> _REQUEST_
Select every line containing the word "this" from the material, and copy those lines.

Dataset rows about figures:
-.-.-

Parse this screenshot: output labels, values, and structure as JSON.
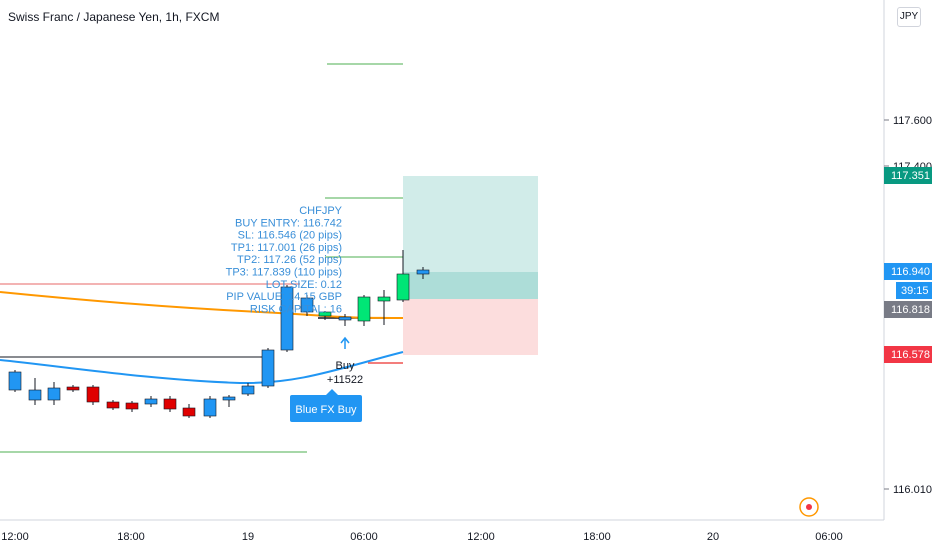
{
  "header": {
    "title": "Swiss Franc / Japanese Yen, 1h, FXCM",
    "currency": "JPY"
  },
  "price_axis": {
    "ticks": [
      "117.600",
      "117.400",
      "116.010"
    ],
    "tags": [
      {
        "label": "117.351",
        "color": "#089981"
      },
      {
        "label": "116.940",
        "color": "#2196f3"
      },
      {
        "label": "39:15",
        "color": "#2196f3"
      },
      {
        "label": "116.818",
        "color": "#787b86"
      },
      {
        "label": "116.578",
        "color": "#f23645"
      }
    ]
  },
  "time_axis": {
    "ticks": [
      "12:00",
      "18:00",
      "19",
      "06:00",
      "12:00",
      "18:00",
      "20",
      "06:00"
    ]
  },
  "trade_info": {
    "lines": [
      "CHFJPY",
      "BUY ENTRY: 116.742",
      "SL: 116.546 (20 pips)",
      "TP1: 117.001 (26 pips)",
      "TP2: 117.26 (52 pips)",
      "TP3: 117.839 (110 pips)",
      "LOT SIZE: 0.12",
      "PIP VALUE: 14.15 GBP",
      "RISK CAPITAL: 16"
    ]
  },
  "buy_signal": {
    "label": "Buy",
    "value": "+11522"
  },
  "indicator_button": {
    "label": "Blue FX Buy"
  },
  "colors": {
    "up": "#2196f3",
    "down": "#e00000",
    "signal_up": "#00e676",
    "ema_orange": "#ff9800",
    "ema_blue": "#2196f3",
    "target_green": "#4caf50",
    "stop_red": "#ef5350",
    "profit_zone": "#b2dfdb",
    "loss_zone": "#fcd9d9"
  },
  "icons": {
    "alert": "alert-clock-icon",
    "arrow": "up-arrow-icon"
  }
}
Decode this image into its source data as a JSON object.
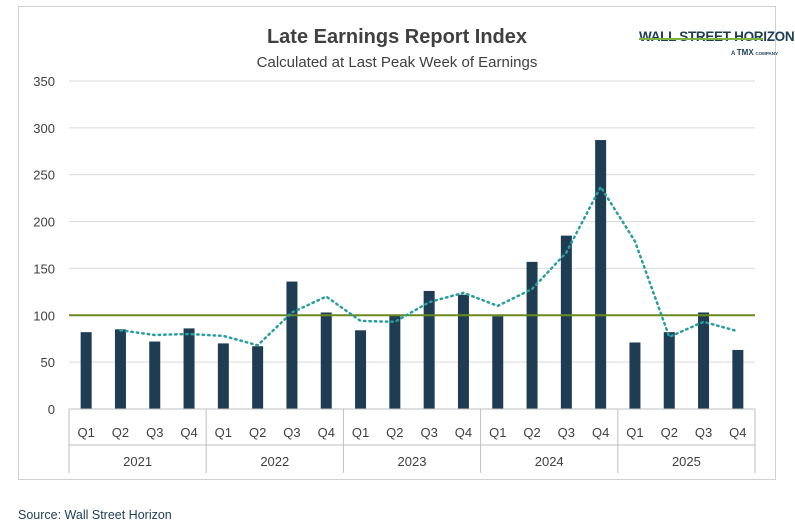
{
  "source": "Source: Wall Street Horizon",
  "logo": {
    "main": "WALL STREET HORIZON",
    "sub_a": "A",
    "sub_tmx": "TMX",
    "sub_company": "COMPANY"
  },
  "colors": {
    "bar": "#1f3d52",
    "dotted_line": "#2a9d9e",
    "baseline": "#6a8a1f",
    "grid": "#d9d9d9",
    "text": "#404040"
  },
  "chart_data": {
    "type": "bar",
    "title": "Late Earnings Report Index",
    "subtitle": "Calculated at Last Peak Week of Earnings",
    "ylim": [
      0,
      350
    ],
    "yticks": [
      "0",
      "50",
      "100",
      "150",
      "200",
      "250",
      "300",
      "350"
    ],
    "grid": true,
    "categories": [
      "Q1",
      "Q2",
      "Q3",
      "Q4",
      "Q1",
      "Q2",
      "Q3",
      "Q4",
      "Q1",
      "Q2",
      "Q3",
      "Q4",
      "Q1",
      "Q2",
      "Q3",
      "Q4",
      "Q1",
      "Q2",
      "Q3",
      "Q4"
    ],
    "year_groups": [
      {
        "label": "2021",
        "count": 4
      },
      {
        "label": "2022",
        "count": 4
      },
      {
        "label": "2023",
        "count": 4
      },
      {
        "label": "2024",
        "count": 4
      },
      {
        "label": "2025",
        "count": 4
      }
    ],
    "values": [
      82,
      85,
      72,
      86,
      70,
      67,
      136,
      103,
      84,
      100,
      126,
      122,
      99,
      157,
      185,
      287,
      71,
      82,
      103,
      63
    ],
    "moving_average": [
      null,
      84,
      79,
      80,
      78,
      68,
      103,
      120,
      94,
      93,
      114,
      124,
      110,
      128,
      167,
      237,
      179,
      77,
      93,
      83
    ],
    "reference_line": 100
  }
}
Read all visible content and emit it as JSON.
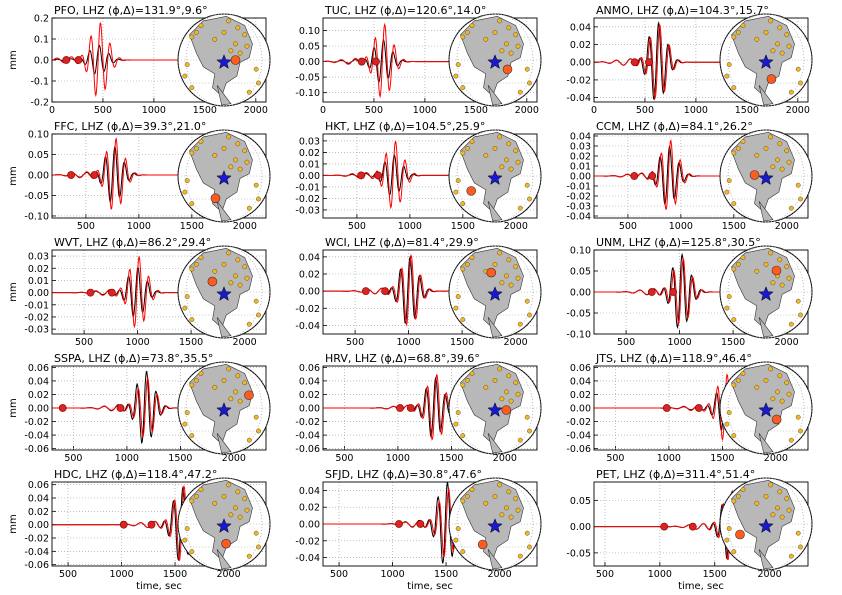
{
  "figure": {
    "xlabel": "time, sec",
    "ylabel": "mm",
    "series_colors": {
      "observed": "#000000",
      "synthetic": "#ff0000"
    },
    "marker_colors": {
      "pick": "#dd2222",
      "event_star": "#1a1acc",
      "station_target": "#ff5a1f",
      "stations": "#f4b81c",
      "land": "#b8b8b8"
    }
  },
  "chart_data": [
    {
      "type": "line",
      "title": "PFO, LHZ (ϕ,Δ)=131.9°,9.6°",
      "xlim": [
        0,
        2100
      ],
      "ylim": [
        -0.2,
        0.2
      ],
      "xticks": [
        "0",
        "500",
        "1000",
        "1500",
        "2000"
      ],
      "yticks": [
        "-0.2",
        "-0.1",
        "0.0",
        "0.1",
        "0.2"
      ],
      "ylabel": "mm",
      "xlabel": "",
      "arrival_s": 450,
      "obs_amp": 0.07,
      "syn_amp": 0.18,
      "pick_times": [
        140,
        260
      ],
      "grid": true
    },
    {
      "type": "line",
      "title": "TUC, LHZ (ϕ,Δ)=120.6°,14.0°",
      "xlim": [
        0,
        2100
      ],
      "ylim": [
        -0.13,
        0.14
      ],
      "xticks": [
        "0",
        "500",
        "1000",
        "1500",
        "2000"
      ],
      "yticks": [
        "-0.10",
        "-0.05",
        "0.00",
        "0.05",
        "0.10"
      ],
      "ylabel": "",
      "xlabel": "",
      "arrival_s": 580,
      "obs_amp": 0.07,
      "syn_amp": 0.12,
      "pick_times": [
        380,
        520
      ],
      "grid": true
    },
    {
      "type": "line",
      "title": "ANMO, LHZ (ϕ,Δ)=104.3°,15.7°",
      "xlim": [
        0,
        2100
      ],
      "ylim": [
        -0.045,
        0.05
      ],
      "xticks": [
        "0",
        "500",
        "1000",
        "1500",
        "2000"
      ],
      "yticks": [
        "-0.04",
        "-0.02",
        "0.00",
        "0.02",
        "0.04"
      ],
      "ylabel": "",
      "xlabel": "",
      "arrival_s": 620,
      "obs_amp": 0.045,
      "syn_amp": 0.043,
      "pick_times": [
        400,
        540
      ],
      "grid": true
    },
    {
      "type": "line",
      "title": "FFC, LHZ (ϕ,Δ)=39.3°,21.0°",
      "xlim": [
        180,
        2200
      ],
      "ylim": [
        -0.105,
        0.1
      ],
      "xticks": [
        "500",
        "1000",
        "1500",
        "2000"
      ],
      "yticks": [
        "-0.10",
        "-0.05",
        "0.00",
        "0.05",
        "0.10"
      ],
      "ylabel": "mm",
      "xlabel": "",
      "arrival_s": 760,
      "obs_amp": 0.07,
      "syn_amp": 0.09,
      "pick_times": [
        360,
        580
      ],
      "grid": true
    },
    {
      "type": "line",
      "title": "HKT, LHZ (ϕ,Δ)=104.5°,25.9°",
      "xlim": [
        180,
        2200
      ],
      "ylim": [
        -0.037,
        0.036
      ],
      "xticks": [
        "500",
        "1000",
        "1500",
        "2000"
      ],
      "yticks": [
        "-0.03",
        "-0.02",
        "-0.01",
        "0.00",
        "0.01",
        "0.02",
        "0.03"
      ],
      "ylabel": "",
      "xlabel": "",
      "arrival_s": 840,
      "obs_amp": 0.018,
      "syn_amp": 0.03,
      "pick_times": [
        540,
        700
      ],
      "grid": true
    },
    {
      "type": "line",
      "title": "CCM, LHZ (ϕ,Δ)=84.1°,26.2°",
      "xlim": [
        180,
        2200
      ],
      "ylim": [
        -0.042,
        0.042
      ],
      "xticks": [
        "500",
        "1000",
        "1500",
        "2000"
      ],
      "yticks": [
        "-0.04",
        "-0.03",
        "-0.02",
        "-0.01",
        "0.00",
        "0.01",
        "0.02",
        "0.03",
        "0.04"
      ],
      "ylabel": "",
      "xlabel": "",
      "arrival_s": 880,
      "obs_amp": 0.03,
      "syn_amp": 0.036,
      "pick_times": [
        560,
        730
      ],
      "grid": true
    },
    {
      "type": "line",
      "title": "WVT, LHZ (ϕ,Δ)=86.2°,29.4°",
      "xlim": [
        200,
        2200
      ],
      "ylim": [
        -0.034,
        0.035
      ],
      "xticks": [
        "500",
        "1000",
        "1500",
        "2000"
      ],
      "yticks": [
        "-0.03",
        "-0.02",
        "-0.01",
        "0.00",
        "0.01",
        "0.02",
        "0.03"
      ],
      "ylabel": "mm",
      "xlabel": "",
      "arrival_s": 990,
      "obs_amp": 0.021,
      "syn_amp": 0.03,
      "pick_times": [
        560,
        760
      ],
      "grid": true
    },
    {
      "type": "line",
      "title": "WCI, LHZ (ϕ,Δ)=81.4°,29.9°",
      "xlim": [
        200,
        2200
      ],
      "ylim": [
        -0.05,
        0.048
      ],
      "xticks": [
        "500",
        "1000",
        "1500",
        "2000"
      ],
      "yticks": [
        "-0.04",
        "-0.02",
        "0.00",
        "0.02",
        "0.04"
      ],
      "ylabel": "",
      "xlabel": "",
      "arrival_s": 1000,
      "obs_amp": 0.04,
      "syn_amp": 0.042,
      "pick_times": [
        600,
        780
      ],
      "grid": true
    },
    {
      "type": "line",
      "title": "UNM, LHZ (ϕ,Δ)=125.8°,30.5°",
      "xlim": [
        200,
        2200
      ],
      "ylim": [
        -0.1,
        0.1
      ],
      "xticks": [
        "500",
        "1000",
        "1500",
        "2000"
      ],
      "yticks": [
        "-0.10",
        "-0.05",
        "0.00",
        "0.05",
        "0.10"
      ],
      "ylabel": "",
      "xlabel": "",
      "arrival_s": 1010,
      "obs_amp": 0.09,
      "syn_amp": 0.08,
      "pick_times": [
        740,
        940
      ],
      "grid": true
    },
    {
      "type": "line",
      "title": "SSPA, LHZ (ϕ,Δ)=73.8°,35.5°",
      "xlim": [
        300,
        2300
      ],
      "ylim": [
        -0.062,
        0.062
      ],
      "xticks": [
        "500",
        "1000",
        "1500",
        "2000"
      ],
      "yticks": [
        "-0.06",
        "-0.04",
        "-0.02",
        "0.00",
        "0.02",
        "0.04",
        "0.06"
      ],
      "ylabel": "mm",
      "xlabel": "",
      "arrival_s": 1170,
      "obs_amp": 0.055,
      "syn_amp": 0.045,
      "pick_times": [
        400,
        940
      ],
      "grid": true
    },
    {
      "type": "line",
      "title": "HRV, LHZ (ϕ,Δ)=68.8°,39.6°",
      "xlim": [
        300,
        2300
      ],
      "ylim": [
        -0.062,
        0.062
      ],
      "xticks": [
        "500",
        "1000",
        "1500",
        "2000"
      ],
      "yticks": [
        "-0.06",
        "-0.04",
        "-0.02",
        "0.00",
        "0.02",
        "0.04",
        "0.06"
      ],
      "ylabel": "",
      "xlabel": "",
      "arrival_s": 1340,
      "obs_amp": 0.045,
      "syn_amp": 0.05,
      "pick_times": [
        1020,
        1120
      ],
      "grid": true
    },
    {
      "type": "line",
      "title": "JTS, LHZ (ϕ,Δ)=118.9°,46.4°",
      "xlim": [
        300,
        2300
      ],
      "ylim": [
        -0.062,
        0.062
      ],
      "xticks": [
        "500",
        "1000",
        "1500",
        "2000"
      ],
      "yticks": [
        "-0.06",
        "-0.04",
        "-0.02",
        "0.00",
        "0.02",
        "0.04",
        "0.06"
      ],
      "ylabel": "",
      "xlabel": "",
      "arrival_s": 1520,
      "obs_amp": 0.035,
      "syn_amp": 0.05,
      "pick_times": [
        980,
        1280
      ],
      "grid": true
    },
    {
      "type": "line",
      "title": "HDC, LHZ (ϕ,Δ)=118.4°,47.2°",
      "xlim": [
        350,
        2350
      ],
      "ylim": [
        -0.062,
        0.064
      ],
      "xticks": [
        "500",
        "1000",
        "1500",
        "2000"
      ],
      "yticks": [
        "-0.06",
        "-0.04",
        "-0.02",
        "0.00",
        "0.02",
        "0.04",
        "0.06"
      ],
      "ylabel": "mm",
      "xlabel": "time, sec",
      "arrival_s": 1560,
      "obs_amp": 0.056,
      "syn_amp": 0.058,
      "pick_times": [
        1020,
        1280
      ],
      "grid": true
    },
    {
      "type": "line",
      "title": "SFJD, LHZ (ϕ,Δ)=30.8°,47.6°",
      "xlim": [
        350,
        2350
      ],
      "ylim": [
        -0.05,
        0.05
      ],
      "xticks": [
        "500",
        "1000",
        "1500",
        "2000"
      ],
      "yticks": [
        "-0.04",
        "-0.02",
        "0.00",
        "0.02",
        "0.04"
      ],
      "ylabel": "",
      "xlabel": "time, sec",
      "arrival_s": 1500,
      "obs_amp": 0.05,
      "syn_amp": 0.042,
      "pick_times": [
        1060,
        1260
      ],
      "grid": true
    },
    {
      "type": "line",
      "title": "PET, LHZ (ϕ,Δ)=311.4°,51.4°",
      "xlim": [
        400,
        2350
      ],
      "ylim": [
        -0.075,
        0.085
      ],
      "xticks": [
        "500",
        "1000",
        "1500",
        "2000"
      ],
      "yticks": [
        "-0.05",
        "0.00",
        "0.05"
      ],
      "ylabel": "",
      "xlabel": "time, sec",
      "arrival_s": 1640,
      "obs_amp": 0.065,
      "syn_amp": 0.068,
      "pick_times": [
        1040,
        1300
      ],
      "grid": true
    }
  ]
}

-.-.-

> _WRITTEN ANSWER_
Parse this screenshot: output labels, values, and structure as JSON.
Decode this image into its source data as a JSON object.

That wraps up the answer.